• **READING TEXT**:
———

The electrochemical properties of these cathode materials were measured with CR2032-type coin cells, which consist of an oxide cathode, a Li metal anode and a porous polypropylene separator (Celgard 2400) with a 1 M LiPF₆ solution in EC–DMC (1 : 1 in volume rate) as the electrolyte. The cathodes were prepared by mixing the oxide powder, carbon black and polyvinylidene difluoride (PVDF) binder (80 : 13 : 7, weight ratio) in N-methyl pyrrolidone (NMP). The obtained slurry was casted onto aluminum foil and dried in a vacuum oven at 100 °C for 10 h. The foil was cut into discs with diameters of 14 mm and then pressed prior to use. The loading of the active material in the electrode was 3–4 mg cm⁻². All coin cells were assembled and sealed in an argon-filled glove box. The cells were charged and discharged galvanostatically between 2.0 and 4.8 V (vs. Li/Li⁺) at room temperature with current densities of 0.1C, 0.2C, 0.5C, and 1C, respectively. Above discharge rates of 1C, the cells were charged at 1C and discharged at the corresponding rates from 3C to 10C (1C = 200 mA g⁻¹). Electrochemical impedance spectroscopic (EIS) measurements were tested on an electrochemical workstation (Zennium, IM6) in the frequency range of 100 kHz to 10 mHz with an alternating current amplitude of 5 mV.

———

• **WORK INSTRUCTIONS**:
A. Answer these questions from the passage on testing the cathode materials:
(i) In what weight ratio were the oxide powder, carbon black and PVDF binder mixed?
(ii) At what temperature and for how long was the coated aluminum foil dried?
(iii) Over what frequency range were the EIS measurements taken?
B. Extend the passage on testing the cathode materials with two or three sentences that begin after its final sentence.
The rows that follow the passage come from a different source.

———

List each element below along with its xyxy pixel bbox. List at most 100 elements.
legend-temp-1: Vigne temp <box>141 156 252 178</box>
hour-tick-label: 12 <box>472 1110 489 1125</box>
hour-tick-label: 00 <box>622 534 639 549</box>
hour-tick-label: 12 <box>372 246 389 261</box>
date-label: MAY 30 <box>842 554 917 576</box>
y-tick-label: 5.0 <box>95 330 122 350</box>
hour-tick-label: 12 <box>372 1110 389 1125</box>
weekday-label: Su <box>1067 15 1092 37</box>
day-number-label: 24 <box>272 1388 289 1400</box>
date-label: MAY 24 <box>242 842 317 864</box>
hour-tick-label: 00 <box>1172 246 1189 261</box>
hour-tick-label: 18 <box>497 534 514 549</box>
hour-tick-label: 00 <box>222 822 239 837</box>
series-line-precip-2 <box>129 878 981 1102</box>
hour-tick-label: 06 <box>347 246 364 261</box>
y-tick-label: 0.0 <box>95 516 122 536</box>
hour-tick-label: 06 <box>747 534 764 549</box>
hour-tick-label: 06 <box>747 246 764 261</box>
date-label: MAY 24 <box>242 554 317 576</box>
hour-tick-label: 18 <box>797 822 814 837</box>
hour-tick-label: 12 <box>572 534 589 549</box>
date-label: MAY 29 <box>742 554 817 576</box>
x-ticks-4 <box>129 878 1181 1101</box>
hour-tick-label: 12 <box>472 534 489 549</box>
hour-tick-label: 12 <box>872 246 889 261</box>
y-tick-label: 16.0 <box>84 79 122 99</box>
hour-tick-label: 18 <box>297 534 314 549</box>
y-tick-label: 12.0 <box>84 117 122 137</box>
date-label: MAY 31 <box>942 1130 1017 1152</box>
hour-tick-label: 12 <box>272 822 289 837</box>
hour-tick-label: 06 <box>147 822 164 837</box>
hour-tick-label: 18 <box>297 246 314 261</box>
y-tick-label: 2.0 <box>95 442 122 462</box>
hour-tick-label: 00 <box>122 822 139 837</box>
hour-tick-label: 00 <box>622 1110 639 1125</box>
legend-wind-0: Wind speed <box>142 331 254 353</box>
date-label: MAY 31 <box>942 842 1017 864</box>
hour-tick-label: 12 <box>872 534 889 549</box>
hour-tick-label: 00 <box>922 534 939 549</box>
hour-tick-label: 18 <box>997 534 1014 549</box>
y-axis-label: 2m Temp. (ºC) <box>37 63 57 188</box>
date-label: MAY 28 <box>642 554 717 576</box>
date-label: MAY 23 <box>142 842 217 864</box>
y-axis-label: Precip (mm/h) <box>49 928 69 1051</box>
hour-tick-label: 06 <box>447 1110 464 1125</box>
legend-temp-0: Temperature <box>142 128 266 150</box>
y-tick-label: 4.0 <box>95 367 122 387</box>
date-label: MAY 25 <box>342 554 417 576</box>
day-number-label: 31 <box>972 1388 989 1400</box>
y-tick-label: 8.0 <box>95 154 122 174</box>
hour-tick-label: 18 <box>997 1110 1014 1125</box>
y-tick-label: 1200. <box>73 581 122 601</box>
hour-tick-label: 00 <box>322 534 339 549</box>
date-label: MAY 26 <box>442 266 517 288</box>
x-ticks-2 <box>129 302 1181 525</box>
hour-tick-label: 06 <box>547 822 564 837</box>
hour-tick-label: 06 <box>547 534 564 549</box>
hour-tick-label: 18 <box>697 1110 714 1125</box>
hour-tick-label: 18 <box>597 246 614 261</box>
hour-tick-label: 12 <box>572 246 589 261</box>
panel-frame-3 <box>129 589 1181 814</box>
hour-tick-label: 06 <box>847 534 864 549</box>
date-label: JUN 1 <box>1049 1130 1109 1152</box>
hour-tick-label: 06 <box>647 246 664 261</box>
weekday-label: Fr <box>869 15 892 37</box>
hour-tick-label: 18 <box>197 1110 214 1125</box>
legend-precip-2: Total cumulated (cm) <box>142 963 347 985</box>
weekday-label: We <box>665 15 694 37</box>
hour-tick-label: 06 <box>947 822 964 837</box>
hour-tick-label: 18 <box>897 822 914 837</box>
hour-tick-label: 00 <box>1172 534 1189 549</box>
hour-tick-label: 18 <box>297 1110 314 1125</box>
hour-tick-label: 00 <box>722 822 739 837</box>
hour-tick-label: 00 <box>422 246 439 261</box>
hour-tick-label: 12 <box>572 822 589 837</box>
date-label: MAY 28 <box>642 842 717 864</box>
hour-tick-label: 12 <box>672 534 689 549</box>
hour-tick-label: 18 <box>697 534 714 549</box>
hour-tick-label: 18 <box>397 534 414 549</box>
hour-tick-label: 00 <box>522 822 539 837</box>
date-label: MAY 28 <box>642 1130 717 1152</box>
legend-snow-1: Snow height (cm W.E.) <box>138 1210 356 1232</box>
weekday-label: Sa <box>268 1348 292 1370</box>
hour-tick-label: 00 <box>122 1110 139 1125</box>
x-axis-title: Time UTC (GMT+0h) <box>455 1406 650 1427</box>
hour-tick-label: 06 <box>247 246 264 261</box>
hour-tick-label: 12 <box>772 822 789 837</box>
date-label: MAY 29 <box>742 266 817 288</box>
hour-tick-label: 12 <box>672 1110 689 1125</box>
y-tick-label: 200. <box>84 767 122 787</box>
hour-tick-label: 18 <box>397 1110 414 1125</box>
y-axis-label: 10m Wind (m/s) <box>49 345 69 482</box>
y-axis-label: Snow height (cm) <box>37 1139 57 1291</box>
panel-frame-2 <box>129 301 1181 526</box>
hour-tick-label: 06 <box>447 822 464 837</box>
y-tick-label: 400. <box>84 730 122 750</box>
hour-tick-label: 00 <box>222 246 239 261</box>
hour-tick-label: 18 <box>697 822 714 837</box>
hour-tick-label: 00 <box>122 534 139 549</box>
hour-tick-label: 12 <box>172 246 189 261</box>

———

• **LIST OF ANSWERS**:
A.
(i) 80 : 13 : 7
(ii) 100 °C for 10 h
(iii) 100 kHz to 10 mHz

B.
3. Results and discussion

ICP-AES analysis data for the atomic compositions of the as-synthesized materials are listed in Table 1. It illustrates that the ratios of Ni : Mn and Li/[Ni + Mn] in all the samples are approximately consistent with the expected Li_1.5Mn_0.75Ni_0.25O_2.5 stoichiometry within experimental errors.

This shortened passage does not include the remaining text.